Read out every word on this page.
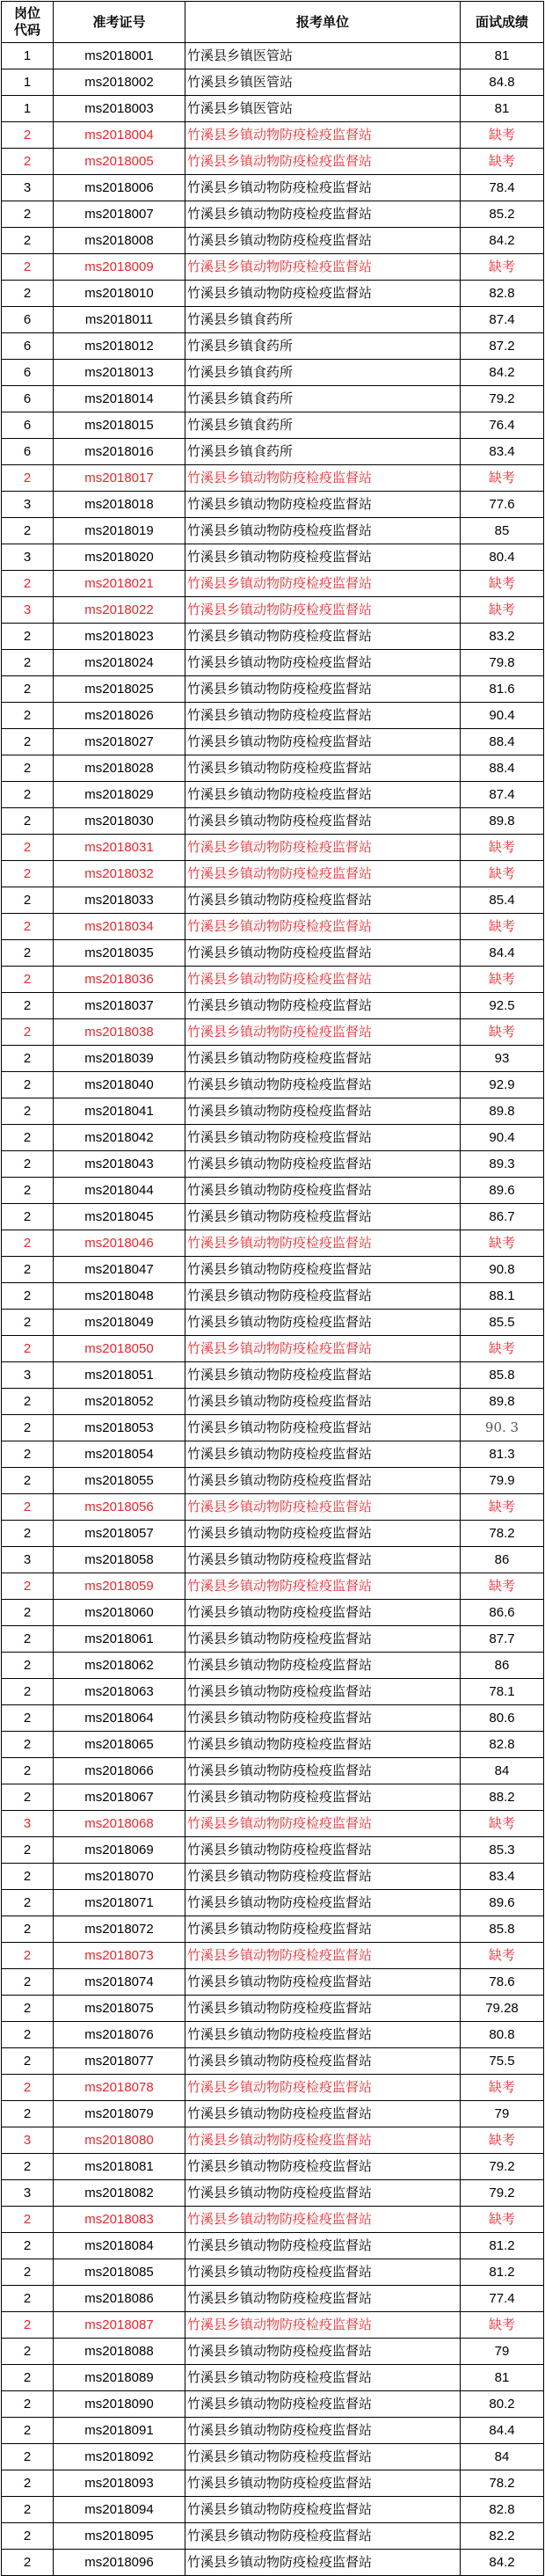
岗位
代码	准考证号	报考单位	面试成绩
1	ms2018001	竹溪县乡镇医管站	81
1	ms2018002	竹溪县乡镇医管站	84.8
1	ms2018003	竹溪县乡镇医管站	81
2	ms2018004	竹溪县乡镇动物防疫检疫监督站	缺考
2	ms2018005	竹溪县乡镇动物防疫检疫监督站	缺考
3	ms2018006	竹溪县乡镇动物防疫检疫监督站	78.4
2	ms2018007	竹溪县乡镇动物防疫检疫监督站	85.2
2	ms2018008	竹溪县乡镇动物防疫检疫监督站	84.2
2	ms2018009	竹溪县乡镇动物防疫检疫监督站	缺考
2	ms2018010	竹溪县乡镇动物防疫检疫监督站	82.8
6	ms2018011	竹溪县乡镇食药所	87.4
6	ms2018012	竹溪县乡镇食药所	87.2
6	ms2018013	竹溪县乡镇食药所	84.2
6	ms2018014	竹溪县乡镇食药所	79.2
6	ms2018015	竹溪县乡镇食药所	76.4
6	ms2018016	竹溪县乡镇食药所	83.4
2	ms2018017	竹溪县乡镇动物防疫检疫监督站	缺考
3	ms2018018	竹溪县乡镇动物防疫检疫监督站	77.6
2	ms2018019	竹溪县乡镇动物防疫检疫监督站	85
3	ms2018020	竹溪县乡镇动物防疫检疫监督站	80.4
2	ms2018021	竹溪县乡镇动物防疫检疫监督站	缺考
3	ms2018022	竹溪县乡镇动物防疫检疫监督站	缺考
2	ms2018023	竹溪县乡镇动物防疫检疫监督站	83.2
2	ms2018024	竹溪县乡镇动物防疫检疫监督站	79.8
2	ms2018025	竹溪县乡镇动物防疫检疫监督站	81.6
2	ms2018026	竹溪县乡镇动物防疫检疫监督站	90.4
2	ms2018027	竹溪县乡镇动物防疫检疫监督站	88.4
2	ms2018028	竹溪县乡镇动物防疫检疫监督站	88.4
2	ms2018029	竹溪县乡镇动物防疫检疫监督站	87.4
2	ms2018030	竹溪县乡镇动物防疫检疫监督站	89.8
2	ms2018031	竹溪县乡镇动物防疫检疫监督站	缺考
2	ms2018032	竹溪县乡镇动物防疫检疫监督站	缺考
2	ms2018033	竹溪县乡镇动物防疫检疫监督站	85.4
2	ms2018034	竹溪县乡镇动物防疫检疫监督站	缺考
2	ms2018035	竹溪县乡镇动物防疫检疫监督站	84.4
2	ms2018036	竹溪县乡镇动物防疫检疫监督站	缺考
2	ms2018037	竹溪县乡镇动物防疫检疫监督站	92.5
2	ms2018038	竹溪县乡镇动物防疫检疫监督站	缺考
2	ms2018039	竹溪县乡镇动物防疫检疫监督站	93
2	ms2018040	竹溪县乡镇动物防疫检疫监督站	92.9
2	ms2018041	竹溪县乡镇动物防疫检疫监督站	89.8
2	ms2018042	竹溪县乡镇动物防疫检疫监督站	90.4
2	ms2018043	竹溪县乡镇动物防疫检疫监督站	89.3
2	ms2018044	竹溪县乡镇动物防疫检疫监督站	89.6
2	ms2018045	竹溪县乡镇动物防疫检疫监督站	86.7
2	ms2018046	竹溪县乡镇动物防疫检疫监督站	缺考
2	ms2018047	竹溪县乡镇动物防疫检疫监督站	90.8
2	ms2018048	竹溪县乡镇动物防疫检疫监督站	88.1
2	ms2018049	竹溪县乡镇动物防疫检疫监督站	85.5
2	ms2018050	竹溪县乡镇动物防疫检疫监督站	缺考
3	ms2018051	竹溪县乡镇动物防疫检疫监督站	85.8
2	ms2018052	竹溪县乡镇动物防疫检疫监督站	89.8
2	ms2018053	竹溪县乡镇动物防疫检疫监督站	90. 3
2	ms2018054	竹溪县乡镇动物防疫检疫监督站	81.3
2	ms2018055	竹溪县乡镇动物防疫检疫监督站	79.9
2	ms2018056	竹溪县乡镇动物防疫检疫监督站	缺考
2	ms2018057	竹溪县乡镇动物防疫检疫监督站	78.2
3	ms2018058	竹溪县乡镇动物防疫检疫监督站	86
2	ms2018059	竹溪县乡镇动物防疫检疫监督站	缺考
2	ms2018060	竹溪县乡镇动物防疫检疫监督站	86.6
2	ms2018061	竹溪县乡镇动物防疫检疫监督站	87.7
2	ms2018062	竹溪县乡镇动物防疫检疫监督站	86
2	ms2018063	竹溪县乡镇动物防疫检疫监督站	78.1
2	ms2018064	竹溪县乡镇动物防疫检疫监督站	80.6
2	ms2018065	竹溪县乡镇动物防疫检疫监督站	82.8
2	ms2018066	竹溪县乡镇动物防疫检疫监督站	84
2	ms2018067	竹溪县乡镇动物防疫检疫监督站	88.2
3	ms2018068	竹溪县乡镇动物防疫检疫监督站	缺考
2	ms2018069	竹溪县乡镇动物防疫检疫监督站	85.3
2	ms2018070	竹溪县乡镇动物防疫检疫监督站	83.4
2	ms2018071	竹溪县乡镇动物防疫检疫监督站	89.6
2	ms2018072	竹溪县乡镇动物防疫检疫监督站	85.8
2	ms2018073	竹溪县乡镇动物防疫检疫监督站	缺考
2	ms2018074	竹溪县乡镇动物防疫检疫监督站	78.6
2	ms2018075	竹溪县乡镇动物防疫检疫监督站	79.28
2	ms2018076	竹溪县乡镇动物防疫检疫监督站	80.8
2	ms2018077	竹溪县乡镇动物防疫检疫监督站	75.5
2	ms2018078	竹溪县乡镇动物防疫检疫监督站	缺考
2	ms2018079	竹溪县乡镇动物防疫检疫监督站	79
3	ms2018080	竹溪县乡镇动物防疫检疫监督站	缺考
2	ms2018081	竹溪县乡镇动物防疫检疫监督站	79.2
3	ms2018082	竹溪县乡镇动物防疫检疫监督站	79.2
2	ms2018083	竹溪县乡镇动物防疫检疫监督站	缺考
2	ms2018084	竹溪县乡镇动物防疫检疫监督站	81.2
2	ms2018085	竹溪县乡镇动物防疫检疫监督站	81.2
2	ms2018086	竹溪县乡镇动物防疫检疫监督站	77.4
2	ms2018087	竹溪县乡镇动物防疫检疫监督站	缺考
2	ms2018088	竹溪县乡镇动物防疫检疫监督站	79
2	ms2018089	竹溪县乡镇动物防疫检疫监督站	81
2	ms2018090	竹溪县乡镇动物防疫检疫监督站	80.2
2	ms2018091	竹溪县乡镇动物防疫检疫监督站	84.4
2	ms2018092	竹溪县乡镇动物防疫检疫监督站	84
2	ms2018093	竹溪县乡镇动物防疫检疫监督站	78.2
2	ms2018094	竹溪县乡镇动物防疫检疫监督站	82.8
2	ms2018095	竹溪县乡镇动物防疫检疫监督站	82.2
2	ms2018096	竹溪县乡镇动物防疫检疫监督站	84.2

________

__Requirement__: Return each line from the material above exactly, but not the pictures.

__Exercise answer__:
Read out every word on this page.
岗位
代码	准考证号	报考单位	面试成绩
1	ms2018001	竹溪县乡镇医管站	81
1	ms2018002	竹溪县乡镇医管站	84.8
1	ms2018003	竹溪县乡镇医管站	81
2	ms2018004	竹溪县乡镇动物防疫检疫监督站	缺考
2	ms2018005	竹溪县乡镇动物防疫检疫监督站	缺考
3	ms2018006	竹溪县乡镇动物防疫检疫监督站	78.4
2	ms2018007	竹溪县乡镇动物防疫检疫监督站	85.2
2	ms2018008	竹溪县乡镇动物防疫检疫监督站	84.2
2	ms2018009	竹溪县乡镇动物防疫检疫监督站	缺考
2	ms2018010	竹溪县乡镇动物防疫检疫监督站	82.8
6	ms2018011	竹溪县乡镇食药所	87.4
6	ms2018012	竹溪县乡镇食药所	87.2
6	ms2018013	竹溪县乡镇食药所	84.2
6	ms2018014	竹溪县乡镇食药所	79.2
6	ms2018015	竹溪县乡镇食药所	76.4
6	ms2018016	竹溪县乡镇食药所	83.4
2	ms2018017	竹溪县乡镇动物防疫检疫监督站	缺考
3	ms2018018	竹溪县乡镇动物防疫检疫监督站	77.6
2	ms2018019	竹溪县乡镇动物防疫检疫监督站	85
3	ms2018020	竹溪县乡镇动物防疫检疫监督站	80.4
2	ms2018021	竹溪县乡镇动物防疫检疫监督站	缺考
3	ms2018022	竹溪县乡镇动物防疫检疫监督站	缺考
2	ms2018023	竹溪县乡镇动物防疫检疫监督站	83.2
2	ms2018024	竹溪县乡镇动物防疫检疫监督站	79.8
2	ms2018025	竹溪县乡镇动物防疫检疫监督站	81.6
2	ms2018026	竹溪县乡镇动物防疫检疫监督站	90.4
2	ms2018027	竹溪县乡镇动物防疫检疫监督站	88.4
2	ms2018028	竹溪县乡镇动物防疫检疫监督站	88.4
2	ms2018029	竹溪县乡镇动物防疫检疫监督站	87.4
2	ms2018030	竹溪县乡镇动物防疫检疫监督站	89.8
2	ms2018031	竹溪县乡镇动物防疫检疫监督站	缺考
2	ms2018032	竹溪县乡镇动物防疫检疫监督站	缺考
2	ms2018033	竹溪县乡镇动物防疫检疫监督站	85.4
2	ms2018034	竹溪县乡镇动物防疫检疫监督站	缺考
2	ms2018035	竹溪县乡镇动物防疫检疫监督站	84.4
2	ms2018036	竹溪县乡镇动物防疫检疫监督站	缺考
2	ms2018037	竹溪县乡镇动物防疫检疫监督站	92.5
2	ms2018038	竹溪县乡镇动物防疫检疫监督站	缺考
2	ms2018039	竹溪县乡镇动物防疫检疫监督站	93
2	ms2018040	竹溪县乡镇动物防疫检疫监督站	92.9
2	ms2018041	竹溪县乡镇动物防疫检疫监督站	89.8
2	ms2018042	竹溪县乡镇动物防疫检疫监督站	90.4
2	ms2018043	竹溪县乡镇动物防疫检疫监督站	89.3
2	ms2018044	竹溪县乡镇动物防疫检疫监督站	89.6
2	ms2018045	竹溪县乡镇动物防疫检疫监督站	86.7
2	ms2018046	竹溪县乡镇动物防疫检疫监督站	缺考
2	ms2018047	竹溪县乡镇动物防疫检疫监督站	90.8
2	ms2018048	竹溪县乡镇动物防疫检疫监督站	88.1
2	ms2018049	竹溪县乡镇动物防疫检疫监督站	85.5
2	ms2018050	竹溪县乡镇动物防疫检疫监督站	缺考
3	ms2018051	竹溪县乡镇动物防疫检疫监督站	85.8
2	ms2018052	竹溪县乡镇动物防疫检疫监督站	89.8
2	ms2018053	竹溪县乡镇动物防疫检疫监督站	90. 3
2	ms2018054	竹溪县乡镇动物防疫检疫监督站	81.3
2	ms2018055	竹溪县乡镇动物防疫检疫监督站	79.9
2	ms2018056	竹溪县乡镇动物防疫检疫监督站	缺考
2	ms2018057	竹溪县乡镇动物防疫检疫监督站	78.2
3	ms2018058	竹溪县乡镇动物防疫检疫监督站	86
2	ms2018059	竹溪县乡镇动物防疫检疫监督站	缺考
2	ms2018060	竹溪县乡镇动物防疫检疫监督站	86.6
2	ms2018061	竹溪县乡镇动物防疫检疫监督站	87.7
2	ms2018062	竹溪县乡镇动物防疫检疫监督站	86
2	ms2018063	竹溪县乡镇动物防疫检疫监督站	78.1
2	ms2018064	竹溪县乡镇动物防疫检疫监督站	80.6
2	ms2018065	竹溪县乡镇动物防疫检疫监督站	82.8
2	ms2018066	竹溪县乡镇动物防疫检疫监督站	84
2	ms2018067	竹溪县乡镇动物防疫检疫监督站	88.2
3	ms2018068	竹溪县乡镇动物防疫检疫监督站	缺考
2	ms2018069	竹溪县乡镇动物防疫检疫监督站	85.3
2	ms2018070	竹溪县乡镇动物防疫检疫监督站	83.4
2	ms2018071	竹溪县乡镇动物防疫检疫监督站	89.6
2	ms2018072	竹溪县乡镇动物防疫检疫监督站	85.8
2	ms2018073	竹溪县乡镇动物防疫检疫监督站	缺考
2	ms2018074	竹溪县乡镇动物防疫检疫监督站	78.6
2	ms2018075	竹溪县乡镇动物防疫检疫监督站	79.28
2	ms2018076	竹溪县乡镇动物防疫检疫监督站	80.8
2	ms2018077	竹溪县乡镇动物防疫检疫监督站	75.5
2	ms2018078	竹溪县乡镇动物防疫检疫监督站	缺考
2	ms2018079	竹溪县乡镇动物防疫检疫监督站	79
3	ms2018080	竹溪县乡镇动物防疫检疫监督站	缺考
2	ms2018081	竹溪县乡镇动物防疫检疫监督站	79.2
3	ms2018082	竹溪县乡镇动物防疫检疫监督站	79.2
2	ms2018083	竹溪县乡镇动物防疫检疫监督站	缺考
2	ms2018084	竹溪县乡镇动物防疫检疫监督站	81.2
2	ms2018085	竹溪县乡镇动物防疫检疫监督站	81.2
2	ms2018086	竹溪县乡镇动物防疫检疫监督站	77.4
2	ms2018087	竹溪县乡镇动物防疫检疫监督站	缺考
2	ms2018088	竹溪县乡镇动物防疫检疫监督站	79
2	ms2018089	竹溪县乡镇动物防疫检疫监督站	81
2	ms2018090	竹溪县乡镇动物防疫检疫监督站	80.2
2	ms2018091	竹溪县乡镇动物防疫检疫监督站	84.4
2	ms2018092	竹溪县乡镇动物防疫检疫监督站	84
2	ms2018093	竹溪县乡镇动物防疫检疫监督站	78.2
2	ms2018094	竹溪县乡镇动物防疫检疫监督站	82.8
2	ms2018095	竹溪县乡镇动物防疫检疫监督站	82.2
2	ms2018096	竹溪县乡镇动物防疫检疫监督站	84.2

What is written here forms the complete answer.